Items from a dataset >>
━━━━━━━━━━━━━━━━
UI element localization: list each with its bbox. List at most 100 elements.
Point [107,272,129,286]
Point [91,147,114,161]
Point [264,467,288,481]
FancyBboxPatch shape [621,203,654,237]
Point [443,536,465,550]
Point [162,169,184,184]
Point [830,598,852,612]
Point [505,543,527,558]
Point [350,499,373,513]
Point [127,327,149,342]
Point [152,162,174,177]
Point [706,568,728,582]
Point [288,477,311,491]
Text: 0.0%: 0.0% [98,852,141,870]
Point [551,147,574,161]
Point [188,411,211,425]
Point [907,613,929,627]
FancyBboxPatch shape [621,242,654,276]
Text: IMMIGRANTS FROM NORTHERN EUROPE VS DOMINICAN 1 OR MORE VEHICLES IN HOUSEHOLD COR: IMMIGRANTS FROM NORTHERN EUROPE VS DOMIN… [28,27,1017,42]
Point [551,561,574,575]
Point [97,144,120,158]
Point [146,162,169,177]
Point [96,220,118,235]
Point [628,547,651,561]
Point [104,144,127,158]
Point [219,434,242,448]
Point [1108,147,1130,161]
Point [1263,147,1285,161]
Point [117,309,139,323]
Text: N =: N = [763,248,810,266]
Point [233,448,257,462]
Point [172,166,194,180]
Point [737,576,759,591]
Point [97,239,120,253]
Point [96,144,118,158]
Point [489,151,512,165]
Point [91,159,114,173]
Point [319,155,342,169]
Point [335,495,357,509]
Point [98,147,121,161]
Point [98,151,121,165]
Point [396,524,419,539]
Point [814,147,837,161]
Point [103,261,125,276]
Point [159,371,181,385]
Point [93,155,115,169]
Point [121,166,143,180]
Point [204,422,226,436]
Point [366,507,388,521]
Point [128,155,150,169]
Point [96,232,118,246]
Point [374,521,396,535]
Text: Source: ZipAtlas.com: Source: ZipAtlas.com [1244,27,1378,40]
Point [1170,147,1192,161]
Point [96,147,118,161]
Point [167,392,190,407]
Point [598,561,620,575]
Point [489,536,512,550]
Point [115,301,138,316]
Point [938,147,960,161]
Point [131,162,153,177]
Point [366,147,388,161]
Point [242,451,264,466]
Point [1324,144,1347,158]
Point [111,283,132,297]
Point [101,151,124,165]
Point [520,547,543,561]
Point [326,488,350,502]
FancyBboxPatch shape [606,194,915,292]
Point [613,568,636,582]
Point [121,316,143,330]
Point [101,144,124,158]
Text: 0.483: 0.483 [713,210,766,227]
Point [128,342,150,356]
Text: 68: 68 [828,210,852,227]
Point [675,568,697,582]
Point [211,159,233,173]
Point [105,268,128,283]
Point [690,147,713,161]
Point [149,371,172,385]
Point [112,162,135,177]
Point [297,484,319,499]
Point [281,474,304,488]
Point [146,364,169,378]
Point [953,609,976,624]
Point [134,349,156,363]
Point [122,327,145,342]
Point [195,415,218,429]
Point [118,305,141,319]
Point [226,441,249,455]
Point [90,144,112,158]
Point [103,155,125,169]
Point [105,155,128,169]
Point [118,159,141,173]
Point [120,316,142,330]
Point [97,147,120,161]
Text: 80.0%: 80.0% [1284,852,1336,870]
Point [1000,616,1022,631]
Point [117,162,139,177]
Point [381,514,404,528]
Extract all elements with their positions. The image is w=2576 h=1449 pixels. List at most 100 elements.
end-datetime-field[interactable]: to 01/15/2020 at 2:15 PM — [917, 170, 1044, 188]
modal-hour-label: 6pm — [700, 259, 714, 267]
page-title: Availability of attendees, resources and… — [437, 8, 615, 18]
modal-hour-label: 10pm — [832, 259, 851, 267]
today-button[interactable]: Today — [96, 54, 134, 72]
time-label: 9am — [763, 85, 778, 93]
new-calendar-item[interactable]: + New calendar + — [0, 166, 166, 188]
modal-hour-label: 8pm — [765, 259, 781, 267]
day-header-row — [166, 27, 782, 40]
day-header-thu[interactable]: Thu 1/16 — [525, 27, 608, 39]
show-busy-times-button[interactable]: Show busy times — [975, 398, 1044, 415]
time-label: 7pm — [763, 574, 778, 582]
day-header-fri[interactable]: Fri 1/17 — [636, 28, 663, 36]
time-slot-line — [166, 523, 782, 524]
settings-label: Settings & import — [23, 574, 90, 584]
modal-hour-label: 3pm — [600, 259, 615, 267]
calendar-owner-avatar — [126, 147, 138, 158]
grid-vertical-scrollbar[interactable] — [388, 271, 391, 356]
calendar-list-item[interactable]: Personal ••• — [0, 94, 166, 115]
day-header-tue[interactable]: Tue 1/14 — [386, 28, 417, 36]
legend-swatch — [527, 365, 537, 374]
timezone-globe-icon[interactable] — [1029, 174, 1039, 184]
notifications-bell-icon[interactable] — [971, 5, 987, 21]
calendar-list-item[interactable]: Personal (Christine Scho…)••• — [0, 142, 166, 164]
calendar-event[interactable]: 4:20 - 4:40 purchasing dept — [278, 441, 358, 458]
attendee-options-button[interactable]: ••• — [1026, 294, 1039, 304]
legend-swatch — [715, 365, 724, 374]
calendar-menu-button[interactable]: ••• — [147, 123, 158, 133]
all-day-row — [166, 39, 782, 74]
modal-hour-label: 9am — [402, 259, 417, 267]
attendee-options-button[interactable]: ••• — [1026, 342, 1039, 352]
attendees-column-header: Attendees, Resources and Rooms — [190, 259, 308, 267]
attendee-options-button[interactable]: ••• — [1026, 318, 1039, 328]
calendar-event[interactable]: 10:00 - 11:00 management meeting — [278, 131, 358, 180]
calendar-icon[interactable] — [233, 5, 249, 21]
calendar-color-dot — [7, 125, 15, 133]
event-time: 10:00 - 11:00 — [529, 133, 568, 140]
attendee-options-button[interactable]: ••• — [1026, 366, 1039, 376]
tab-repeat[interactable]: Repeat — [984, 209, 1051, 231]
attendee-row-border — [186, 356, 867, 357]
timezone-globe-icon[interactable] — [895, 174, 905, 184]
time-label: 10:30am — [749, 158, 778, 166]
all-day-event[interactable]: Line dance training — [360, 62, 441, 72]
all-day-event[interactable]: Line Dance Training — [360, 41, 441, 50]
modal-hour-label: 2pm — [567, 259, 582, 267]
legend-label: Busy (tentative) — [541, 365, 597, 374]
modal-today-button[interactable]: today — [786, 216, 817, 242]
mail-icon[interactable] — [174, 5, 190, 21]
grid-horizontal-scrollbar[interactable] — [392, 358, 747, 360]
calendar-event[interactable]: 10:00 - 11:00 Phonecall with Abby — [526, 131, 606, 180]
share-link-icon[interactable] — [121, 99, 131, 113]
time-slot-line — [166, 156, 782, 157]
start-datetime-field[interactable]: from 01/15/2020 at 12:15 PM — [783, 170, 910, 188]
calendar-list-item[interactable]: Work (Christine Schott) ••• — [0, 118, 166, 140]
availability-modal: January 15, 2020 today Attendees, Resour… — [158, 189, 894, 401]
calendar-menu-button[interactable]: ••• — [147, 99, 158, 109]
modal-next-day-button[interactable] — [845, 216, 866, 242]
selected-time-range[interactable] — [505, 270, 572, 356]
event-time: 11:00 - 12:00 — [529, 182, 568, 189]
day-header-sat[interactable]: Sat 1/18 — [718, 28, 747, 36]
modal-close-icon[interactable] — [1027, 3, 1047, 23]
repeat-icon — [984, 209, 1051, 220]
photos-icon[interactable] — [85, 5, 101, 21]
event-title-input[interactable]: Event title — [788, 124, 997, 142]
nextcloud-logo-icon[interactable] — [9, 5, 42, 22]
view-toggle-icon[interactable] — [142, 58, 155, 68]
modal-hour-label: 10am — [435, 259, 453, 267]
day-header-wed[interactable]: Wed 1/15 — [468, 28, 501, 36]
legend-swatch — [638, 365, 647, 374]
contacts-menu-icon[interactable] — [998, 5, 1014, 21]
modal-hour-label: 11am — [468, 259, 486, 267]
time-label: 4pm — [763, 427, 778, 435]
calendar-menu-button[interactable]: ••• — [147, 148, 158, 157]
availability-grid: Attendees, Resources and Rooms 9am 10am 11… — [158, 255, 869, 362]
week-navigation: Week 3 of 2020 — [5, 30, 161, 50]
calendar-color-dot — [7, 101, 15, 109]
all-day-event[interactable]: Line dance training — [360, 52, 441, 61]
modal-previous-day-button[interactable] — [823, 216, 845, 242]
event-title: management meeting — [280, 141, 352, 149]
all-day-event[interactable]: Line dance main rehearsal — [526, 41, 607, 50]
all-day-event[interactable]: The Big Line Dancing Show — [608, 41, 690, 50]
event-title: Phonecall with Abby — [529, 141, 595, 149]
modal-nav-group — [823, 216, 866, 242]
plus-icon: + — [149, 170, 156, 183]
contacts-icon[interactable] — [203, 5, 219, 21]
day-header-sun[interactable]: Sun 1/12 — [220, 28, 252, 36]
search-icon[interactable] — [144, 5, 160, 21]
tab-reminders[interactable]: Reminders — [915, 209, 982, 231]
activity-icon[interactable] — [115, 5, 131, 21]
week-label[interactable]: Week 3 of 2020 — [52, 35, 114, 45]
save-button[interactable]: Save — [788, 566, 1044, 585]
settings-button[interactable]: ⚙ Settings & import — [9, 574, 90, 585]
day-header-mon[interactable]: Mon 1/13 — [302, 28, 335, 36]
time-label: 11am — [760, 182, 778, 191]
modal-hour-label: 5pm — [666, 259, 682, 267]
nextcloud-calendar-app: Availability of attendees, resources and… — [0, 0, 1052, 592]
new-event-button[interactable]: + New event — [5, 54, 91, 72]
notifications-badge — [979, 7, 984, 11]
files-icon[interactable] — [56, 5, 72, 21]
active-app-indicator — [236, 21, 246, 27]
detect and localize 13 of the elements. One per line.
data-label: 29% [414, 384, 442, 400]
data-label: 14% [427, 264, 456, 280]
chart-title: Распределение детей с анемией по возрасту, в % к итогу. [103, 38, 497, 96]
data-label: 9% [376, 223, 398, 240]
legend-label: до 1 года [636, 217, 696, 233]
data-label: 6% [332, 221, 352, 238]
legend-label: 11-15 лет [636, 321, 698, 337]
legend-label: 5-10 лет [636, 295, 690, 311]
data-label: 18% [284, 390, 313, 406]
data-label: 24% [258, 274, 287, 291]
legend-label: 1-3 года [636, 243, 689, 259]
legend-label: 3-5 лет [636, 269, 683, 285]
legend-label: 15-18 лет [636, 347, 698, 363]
━━━━━━━━━━━━━━━━
Written instruction >> Copy the data verbatim, starting at the very first line and continuing through the line containing "Point [326,488,350,502]", with both ends included.

Written reply >>
UI element localization: list each with its bbox. List at most 100 elements.
Point [107,272,129,286]
Point [91,147,114,161]
Point [264,467,288,481]
FancyBboxPatch shape [621,203,654,237]
Point [443,536,465,550]
Point [162,169,184,184]
Point [830,598,852,612]
Point [505,543,527,558]
Point [350,499,373,513]
Point [127,327,149,342]
Point [152,162,174,177]
Point [706,568,728,582]
Point [288,477,311,491]
Text: 0.0%: 0.0% [98,852,141,870]
Point [551,147,574,161]
Point [188,411,211,425]
Point [907,613,929,627]
FancyBboxPatch shape [621,242,654,276]
Text: IMMIGRANTS FROM NORTHERN EUROPE VS DOMINICAN 1 OR MORE VEHICLES IN HOUSEHOLD COR: IMMIGRANTS FROM NORTHERN EUROPE VS DOMIN… [28,27,1017,42]
Point [551,561,574,575]
Point [97,144,120,158]
Point [146,162,169,177]
Point [96,220,118,235]
Point [628,547,651,561]
Point [104,144,127,158]
Point [219,434,242,448]
Point [1108,147,1130,161]
Point [1263,147,1285,161]
Point [117,309,139,323]
Text: N =: N = [763,248,810,266]
Point [233,448,257,462]
Point [172,166,194,180]
Point [737,576,759,591]
Point [97,239,120,253]
Point [96,144,118,158]
Point [489,151,512,165]
Point [91,159,114,173]
Point [319,155,342,169]
Point [335,495,357,509]
Point [98,147,121,161]
Point [98,151,121,165]
Point [396,524,419,539]
Point [814,147,837,161]
Point [103,261,125,276]
Point [159,371,181,385]
Point [93,155,115,169]
Point [121,166,143,180]
Point [204,422,226,436]
Point [366,507,388,521]
Point [128,155,150,169]
Point [96,232,118,246]
Point [374,521,396,535]
Text: Source: ZipAtlas.com: Source: ZipAtlas.com [1244,27,1378,40]
Point [1170,147,1192,161]
Point [96,147,118,161]
Point [167,392,190,407]
Point [598,561,620,575]
Point [489,536,512,550]
Point [115,301,138,316]
Point [938,147,960,161]
Point [131,162,153,177]
Point [366,147,388,161]
Point [242,451,264,466]
Point [1324,144,1347,158]
Point [111,283,132,297]
Point [101,151,124,165]
Point [520,547,543,561]
Point [326,488,350,502]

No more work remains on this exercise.